***** PROVIDED RECORDS

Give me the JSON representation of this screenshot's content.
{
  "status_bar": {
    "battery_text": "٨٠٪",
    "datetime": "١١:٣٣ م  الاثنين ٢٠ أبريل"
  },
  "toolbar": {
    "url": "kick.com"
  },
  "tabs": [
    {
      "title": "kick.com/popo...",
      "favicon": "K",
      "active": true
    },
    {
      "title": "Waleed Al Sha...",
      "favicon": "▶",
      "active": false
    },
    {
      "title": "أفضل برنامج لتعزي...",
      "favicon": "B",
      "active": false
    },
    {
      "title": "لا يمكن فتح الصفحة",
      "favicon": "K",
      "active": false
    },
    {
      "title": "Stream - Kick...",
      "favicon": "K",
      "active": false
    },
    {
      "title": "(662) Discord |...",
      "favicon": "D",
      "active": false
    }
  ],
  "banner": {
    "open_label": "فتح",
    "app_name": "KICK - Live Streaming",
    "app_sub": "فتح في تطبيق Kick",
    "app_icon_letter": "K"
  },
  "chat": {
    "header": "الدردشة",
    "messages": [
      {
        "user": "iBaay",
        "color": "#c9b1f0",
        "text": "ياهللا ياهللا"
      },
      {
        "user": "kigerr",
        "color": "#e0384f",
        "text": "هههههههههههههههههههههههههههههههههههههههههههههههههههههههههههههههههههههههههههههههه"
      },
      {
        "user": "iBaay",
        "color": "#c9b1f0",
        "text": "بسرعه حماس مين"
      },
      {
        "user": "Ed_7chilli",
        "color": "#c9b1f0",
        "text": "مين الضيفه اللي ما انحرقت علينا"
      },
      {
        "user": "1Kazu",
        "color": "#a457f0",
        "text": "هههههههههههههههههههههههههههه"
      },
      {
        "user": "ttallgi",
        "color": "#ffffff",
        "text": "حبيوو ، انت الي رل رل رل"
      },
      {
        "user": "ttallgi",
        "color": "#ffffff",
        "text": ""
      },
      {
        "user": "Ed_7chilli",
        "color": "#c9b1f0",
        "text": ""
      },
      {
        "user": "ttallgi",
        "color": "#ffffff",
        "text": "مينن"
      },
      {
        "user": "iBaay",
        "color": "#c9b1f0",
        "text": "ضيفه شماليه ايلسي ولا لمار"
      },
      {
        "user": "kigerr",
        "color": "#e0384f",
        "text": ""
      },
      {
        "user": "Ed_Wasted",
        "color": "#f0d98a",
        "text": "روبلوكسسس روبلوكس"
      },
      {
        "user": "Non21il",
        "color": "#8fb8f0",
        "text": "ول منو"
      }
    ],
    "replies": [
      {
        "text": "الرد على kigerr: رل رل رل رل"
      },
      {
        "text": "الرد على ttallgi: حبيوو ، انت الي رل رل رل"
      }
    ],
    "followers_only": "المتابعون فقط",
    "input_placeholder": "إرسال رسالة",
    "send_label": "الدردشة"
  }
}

**********

**GIVEN REQUEST**: Copy out all of the records above with nothing altered.

**ANSWER TO THE PROBLEM**:
Give me the JSON representation of this screenshot's content.
{
  "status_bar": {
    "battery_text": "٨٠٪",
    "datetime": "١١:٣٣ م  الاثنين ٢٠ أبريل"
  },
  "toolbar": {
    "url": "kick.com"
  },
  "tabs": [
    {
      "title": "kick.com/popo...",
      "favicon": "K",
      "active": true
    },
    {
      "title": "Waleed Al Sha...",
      "favicon": "▶",
      "active": false
    },
    {
      "title": "أفضل برنامج لتعزي...",
      "favicon": "B",
      "active": false
    },
    {
      "title": "لا يمكن فتح الصفحة",
      "favicon": "K",
      "active": false
    },
    {
      "title": "Stream - Kick...",
      "favicon": "K",
      "active": false
    },
    {
      "title": "(662) Discord |...",
      "favicon": "D",
      "active": false
    }
  ],
  "banner": {
    "open_label": "فتح",
    "app_name": "KICK - Live Streaming",
    "app_sub": "فتح في تطبيق Kick",
    "app_icon_letter": "K"
  },
  "chat": {
    "header": "الدردشة",
    "messages": [
      {
        "user": "iBaay",
        "color": "#c9b1f0",
        "text": "ياهللا ياهللا"
      },
      {
        "user": "kigerr",
        "color": "#e0384f",
        "text": "هههههههههههههههههههههههههههههههههههههههههههههههههههههههههههههههههههههههههههههههه"
      },
      {
        "user": "iBaay",
        "color": "#c9b1f0",
        "text": "بسرعه حماس مين"
      },
      {
        "user": "Ed_7chilli",
        "color": "#c9b1f0",
        "text": "مين الضيفه اللي ما انحرقت علينا"
      },
      {
        "user": "1Kazu",
        "color": "#a457f0",
        "text": "هههههههههههههههههههههههههههه"
      },
      {
        "user": "ttallgi",
        "color": "#ffffff",
        "text": "حبيوو ، انت الي رل رل رل"
      },
      {
        "user": "ttallgi",
        "color": "#ffffff",
        "text": ""
      },
      {
        "user": "Ed_7chilli",
        "color": "#c9b1f0",
        "text": ""
      },
      {
        "user": "ttallgi",
        "color": "#ffffff",
        "text": "مينن"
      },
      {
        "user": "iBaay",
        "color": "#c9b1f0",
        "text": "ضيفه شماليه ايلسي ولا لمار"
      },
      {
        "user": "kigerr",
        "color": "#e0384f",
        "text": ""
      },
      {
        "user": "Ed_Wasted",
        "color": "#f0d98a",
        "text": "روبلوكسسس روبلوكس"
      },
      {
        "user": "Non21il",
        "color": "#8fb8f0",
        "text": "ول منو"
      }
    ],
    "replies": [
      {
        "text": "الرد على kigerr: رل رل رل رل"
      },
      {
        "text": "الرد على ttallgi: حبيوو ، انت الي رل رل رل"
      }
    ],
    "followers_only": "المتابعون فقط",
    "input_placeholder": "إرسال رسالة",
    "send_label": "الدردشة"
  }
}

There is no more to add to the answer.